» Task requirements
Collect each line containing "meta".

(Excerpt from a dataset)
═══

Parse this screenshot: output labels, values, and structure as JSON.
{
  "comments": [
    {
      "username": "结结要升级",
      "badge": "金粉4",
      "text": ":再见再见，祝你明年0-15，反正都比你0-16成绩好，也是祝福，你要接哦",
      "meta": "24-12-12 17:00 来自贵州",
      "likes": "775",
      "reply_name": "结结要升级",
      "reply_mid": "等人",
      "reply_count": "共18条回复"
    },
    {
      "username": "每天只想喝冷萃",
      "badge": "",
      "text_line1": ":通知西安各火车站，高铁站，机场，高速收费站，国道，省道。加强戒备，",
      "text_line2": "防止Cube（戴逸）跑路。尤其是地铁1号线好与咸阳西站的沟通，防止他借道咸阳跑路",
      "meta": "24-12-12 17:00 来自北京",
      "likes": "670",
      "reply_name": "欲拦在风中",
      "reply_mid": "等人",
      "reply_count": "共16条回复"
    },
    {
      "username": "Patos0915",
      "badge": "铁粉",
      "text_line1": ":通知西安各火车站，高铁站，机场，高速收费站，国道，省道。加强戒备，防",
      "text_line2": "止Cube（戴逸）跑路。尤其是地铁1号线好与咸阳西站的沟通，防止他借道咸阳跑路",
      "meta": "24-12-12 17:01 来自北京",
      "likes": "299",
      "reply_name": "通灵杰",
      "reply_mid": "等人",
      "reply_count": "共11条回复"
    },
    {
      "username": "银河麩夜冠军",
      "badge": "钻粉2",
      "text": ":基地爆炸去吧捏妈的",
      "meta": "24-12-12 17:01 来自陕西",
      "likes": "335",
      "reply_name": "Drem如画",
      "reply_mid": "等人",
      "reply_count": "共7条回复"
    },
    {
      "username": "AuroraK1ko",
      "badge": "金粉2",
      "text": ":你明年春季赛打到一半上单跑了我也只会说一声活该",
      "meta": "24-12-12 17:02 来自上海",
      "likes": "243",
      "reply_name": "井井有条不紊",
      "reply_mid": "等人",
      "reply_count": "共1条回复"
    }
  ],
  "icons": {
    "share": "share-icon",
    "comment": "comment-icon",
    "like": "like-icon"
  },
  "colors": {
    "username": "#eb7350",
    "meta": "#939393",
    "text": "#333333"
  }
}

═══

» Solution to this task
      "meta": "24-12-12 17:00 来自贵州",
      "meta": "24-12-12 17:00 来自北京",
      "meta": "24-12-12 17:01 来自北京",
      "meta": "24-12-12 17:01 来自陕西",
      "meta": "24-12-12 17:02 来自上海",
    "meta": "#939393",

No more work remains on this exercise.